BEGIN ENTRIES SUPPLIED
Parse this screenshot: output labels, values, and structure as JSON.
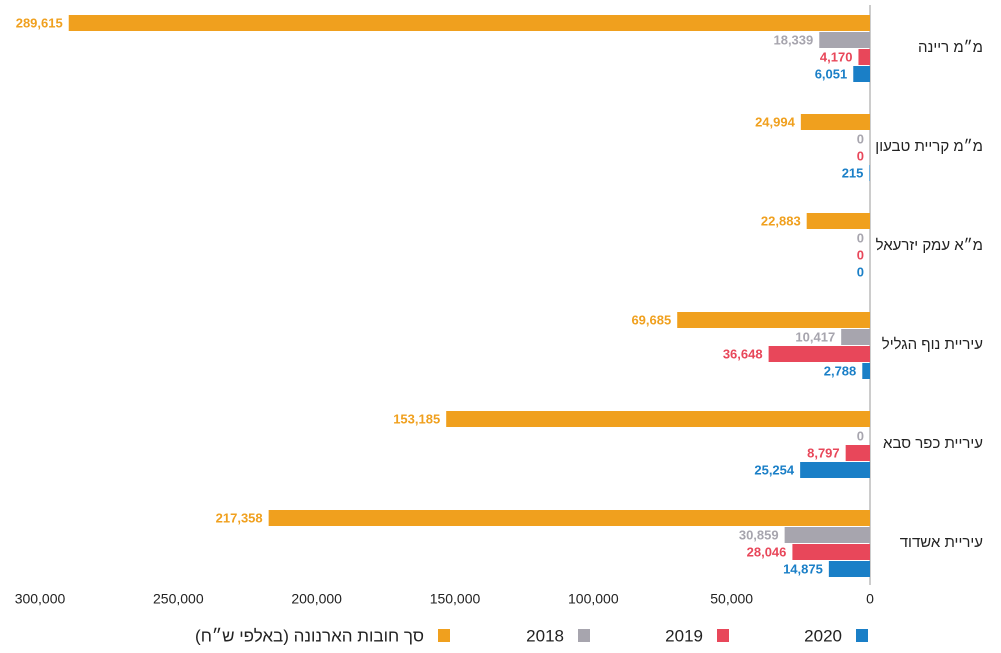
{
  "chart_data": {
    "type": "barh",
    "categories": [
      "מ״מ ריינה",
      "מ״מ קריית טבעון",
      "מ״א עמק יזרעאל",
      "עיריית נוף הגליל",
      "עיריית כפר סבא",
      "עיריית אשדוד"
    ],
    "series": [
      {
        "name": "סך חובות הארנונה (באלפי ש״ח)",
        "color": "#f0a01e",
        "values": [
          289615,
          24994,
          22883,
          69685,
          153185,
          217358
        ],
        "value_labels": [
          "289,615",
          "24,994",
          "22,883",
          "69,685",
          "153,185",
          "217,358"
        ]
      },
      {
        "name": "2018",
        "color": "#a7a5ae",
        "values": [
          18339,
          0,
          0,
          10417,
          0,
          30859
        ],
        "value_labels": [
          "18,339",
          "0",
          "0",
          "10,417",
          "0",
          "30,859"
        ]
      },
      {
        "name": "2019",
        "color": "#e8475a",
        "values": [
          4170,
          0,
          0,
          36648,
          8797,
          28046
        ],
        "value_labels": [
          "4,170",
          "0",
          "0",
          "36,648",
          "8,797",
          "28,046"
        ]
      },
      {
        "name": "2020",
        "color": "#1a7fc7",
        "values": [
          6051,
          215,
          0,
          2788,
          25254,
          14875
        ],
        "value_labels": [
          "6,051",
          "215",
          "0",
          "2,788",
          "25,254",
          "14,875"
        ]
      }
    ],
    "xlim": [
      0,
      300000
    ],
    "reversed": true,
    "xticks": [
      0,
      {
        "value": 50000,
        "label": "50,000"
      },
      {
        "value": 100000,
        "label": "100,000"
      },
      {
        "value": 150000,
        "label": "150,000"
      },
      {
        "value": 200000,
        "label": "200,000"
      },
      {
        "value": 250000,
        "label": "250,000"
      },
      {
        "value": 300000,
        "label": "300,000"
      }
    ],
    "legend": "bottom"
  }
}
END ENTRIES SUPPLIED
> EXERCISE AIM
Pictures in the records above should not be copied. Repeat everything else exactly.

> ANSWER
Parse this screenshot: output labels, values, and structure as JSON.
{
  "chart_data": {
    "type": "barh",
    "categories": [
      "מ״מ ריינה",
      "מ״מ קריית טבעון",
      "מ״א עמק יזרעאל",
      "עיריית נוף הגליל",
      "עיריית כפר סבא",
      "עיריית אשדוד"
    ],
    "series": [
      {
        "name": "סך חובות הארנונה (באלפי ש״ח)",
        "color": "#f0a01e",
        "values": [
          289615,
          24994,
          22883,
          69685,
          153185,
          217358
        ],
        "value_labels": [
          "289,615",
          "24,994",
          "22,883",
          "69,685",
          "153,185",
          "217,358"
        ]
      },
      {
        "name": "2018",
        "color": "#a7a5ae",
        "values": [
          18339,
          0,
          0,
          10417,
          0,
          30859
        ],
        "value_labels": [
          "18,339",
          "0",
          "0",
          "10,417",
          "0",
          "30,859"
        ]
      },
      {
        "name": "2019",
        "color": "#e8475a",
        "values": [
          4170,
          0,
          0,
          36648,
          8797,
          28046
        ],
        "value_labels": [
          "4,170",
          "0",
          "0",
          "36,648",
          "8,797",
          "28,046"
        ]
      },
      {
        "name": "2020",
        "color": "#1a7fc7",
        "values": [
          6051,
          215,
          0,
          2788,
          25254,
          14875
        ],
        "value_labels": [
          "6,051",
          "215",
          "0",
          "2,788",
          "25,254",
          "14,875"
        ]
      }
    ],
    "xlim": [
      0,
      300000
    ],
    "reversed": true,
    "xticks": [
      0,
      {
        "value": 50000,
        "label": "50,000"
      },
      {
        "value": 100000,
        "label": "100,000"
      },
      {
        "value": 150000,
        "label": "150,000"
      },
      {
        "value": 200000,
        "label": "200,000"
      },
      {
        "value": 250000,
        "label": "250,000"
      },
      {
        "value": 300000,
        "label": "300,000"
      }
    ],
    "legend": "bottom"
  }
}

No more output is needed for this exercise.